● Records for this exercise
--- START ---

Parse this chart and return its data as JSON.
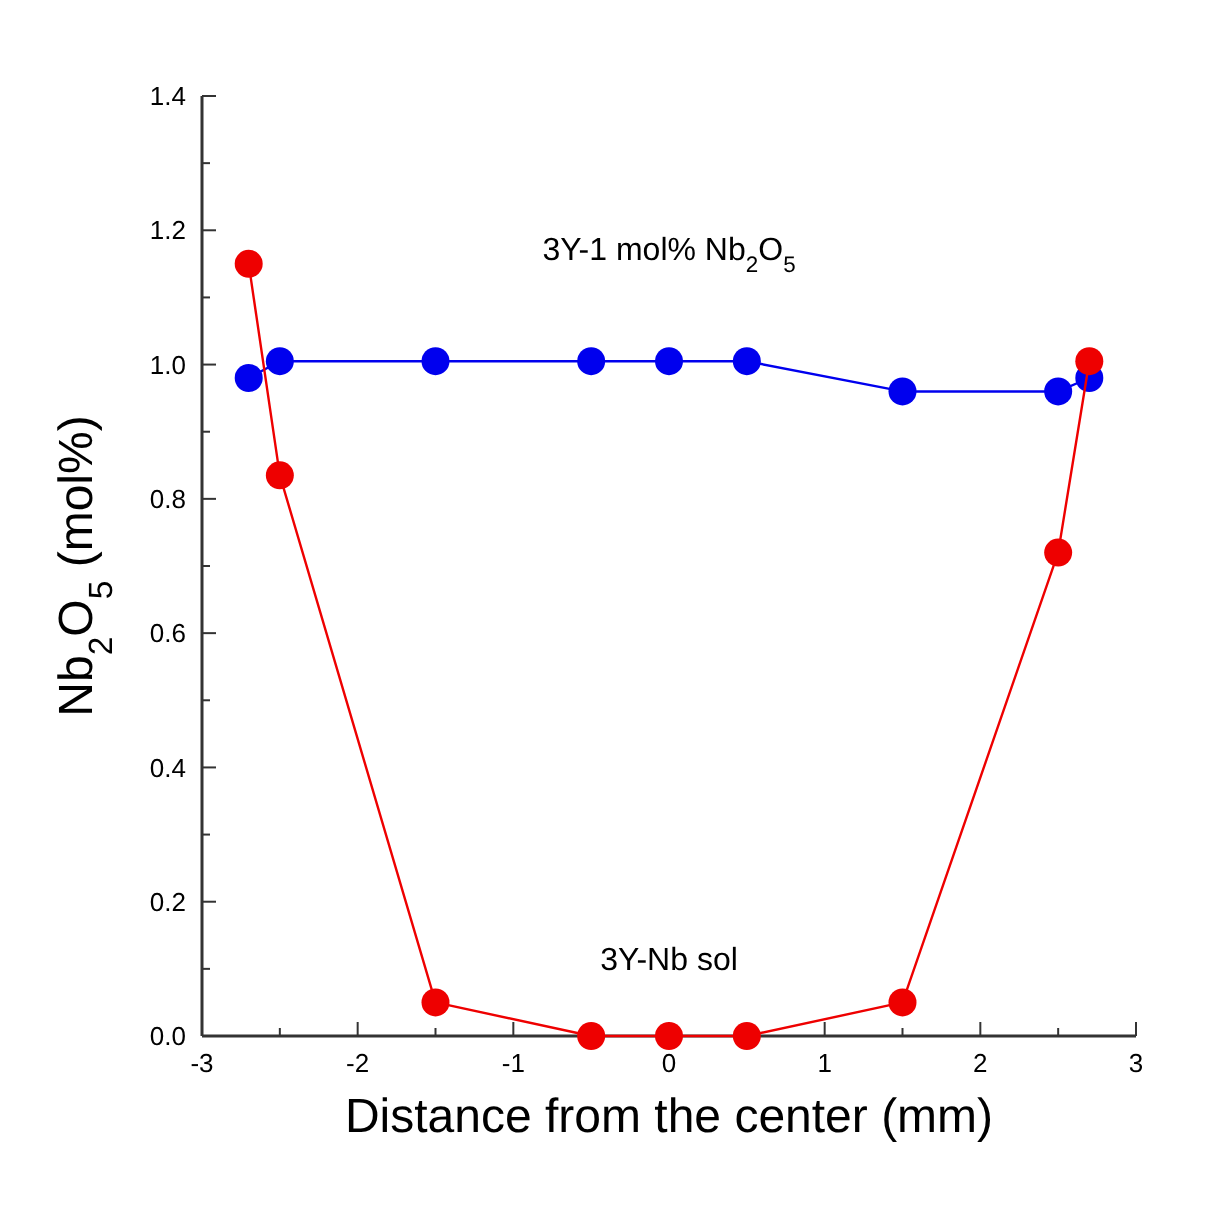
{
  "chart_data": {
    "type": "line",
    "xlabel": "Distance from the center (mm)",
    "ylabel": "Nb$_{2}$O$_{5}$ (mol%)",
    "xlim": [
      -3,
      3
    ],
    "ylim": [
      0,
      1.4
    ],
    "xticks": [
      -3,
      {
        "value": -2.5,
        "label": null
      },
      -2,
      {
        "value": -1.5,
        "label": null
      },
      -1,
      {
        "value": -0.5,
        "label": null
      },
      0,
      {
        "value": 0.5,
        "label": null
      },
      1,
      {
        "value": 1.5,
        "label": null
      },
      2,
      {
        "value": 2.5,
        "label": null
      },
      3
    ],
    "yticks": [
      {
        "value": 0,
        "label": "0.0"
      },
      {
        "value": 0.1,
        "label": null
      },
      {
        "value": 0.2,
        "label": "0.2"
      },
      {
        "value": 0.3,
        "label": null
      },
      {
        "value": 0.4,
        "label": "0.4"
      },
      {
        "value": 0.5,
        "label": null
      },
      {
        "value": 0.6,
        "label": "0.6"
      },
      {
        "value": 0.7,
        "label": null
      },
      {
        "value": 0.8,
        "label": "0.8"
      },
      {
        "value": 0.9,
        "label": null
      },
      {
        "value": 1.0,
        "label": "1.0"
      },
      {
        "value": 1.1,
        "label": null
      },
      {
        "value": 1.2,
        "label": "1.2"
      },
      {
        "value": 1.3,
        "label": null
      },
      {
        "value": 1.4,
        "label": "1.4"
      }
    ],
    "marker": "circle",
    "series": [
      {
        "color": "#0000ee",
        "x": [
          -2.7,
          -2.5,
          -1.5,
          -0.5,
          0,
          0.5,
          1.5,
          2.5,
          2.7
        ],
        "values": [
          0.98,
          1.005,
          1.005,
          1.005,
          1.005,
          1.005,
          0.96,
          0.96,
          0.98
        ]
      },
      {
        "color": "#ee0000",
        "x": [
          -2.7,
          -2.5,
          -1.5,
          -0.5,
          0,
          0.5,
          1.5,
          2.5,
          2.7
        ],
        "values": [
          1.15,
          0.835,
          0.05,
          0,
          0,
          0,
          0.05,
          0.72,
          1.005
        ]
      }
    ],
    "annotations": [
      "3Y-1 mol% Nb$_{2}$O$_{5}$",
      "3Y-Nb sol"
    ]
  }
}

--- END ---

● Exercise
All of the lines above should be printed exactly, minus the pictures.

● Result
Parse this chart and return its data as JSON.
{
  "chart_data": {
    "type": "line",
    "xlabel": "Distance from the center (mm)",
    "ylabel": "Nb$_{2}$O$_{5}$ (mol%)",
    "xlim": [
      -3,
      3
    ],
    "ylim": [
      0,
      1.4
    ],
    "xticks": [
      -3,
      {
        "value": -2.5,
        "label": null
      },
      -2,
      {
        "value": -1.5,
        "label": null
      },
      -1,
      {
        "value": -0.5,
        "label": null
      },
      0,
      {
        "value": 0.5,
        "label": null
      },
      1,
      {
        "value": 1.5,
        "label": null
      },
      2,
      {
        "value": 2.5,
        "label": null
      },
      3
    ],
    "yticks": [
      {
        "value": 0,
        "label": "0.0"
      },
      {
        "value": 0.1,
        "label": null
      },
      {
        "value": 0.2,
        "label": "0.2"
      },
      {
        "value": 0.3,
        "label": null
      },
      {
        "value": 0.4,
        "label": "0.4"
      },
      {
        "value": 0.5,
        "label": null
      },
      {
        "value": 0.6,
        "label": "0.6"
      },
      {
        "value": 0.7,
        "label": null
      },
      {
        "value": 0.8,
        "label": "0.8"
      },
      {
        "value": 0.9,
        "label": null
      },
      {
        "value": 1.0,
        "label": "1.0"
      },
      {
        "value": 1.1,
        "label": null
      },
      {
        "value": 1.2,
        "label": "1.2"
      },
      {
        "value": 1.3,
        "label": null
      },
      {
        "value": 1.4,
        "label": "1.4"
      }
    ],
    "marker": "circle",
    "series": [
      {
        "color": "#0000ee",
        "x": [
          -2.7,
          -2.5,
          -1.5,
          -0.5,
          0,
          0.5,
          1.5,
          2.5,
          2.7
        ],
        "values": [
          0.98,
          1.005,
          1.005,
          1.005,
          1.005,
          1.005,
          0.96,
          0.96,
          0.98
        ]
      },
      {
        "color": "#ee0000",
        "x": [
          -2.7,
          -2.5,
          -1.5,
          -0.5,
          0,
          0.5,
          1.5,
          2.5,
          2.7
        ],
        "values": [
          1.15,
          0.835,
          0.05,
          0,
          0,
          0,
          0.05,
          0.72,
          1.005
        ]
      }
    ],
    "annotations": [
      "3Y-1 mol% Nb$_{2}$O$_{5}$",
      "3Y-Nb sol"
    ]
  }
}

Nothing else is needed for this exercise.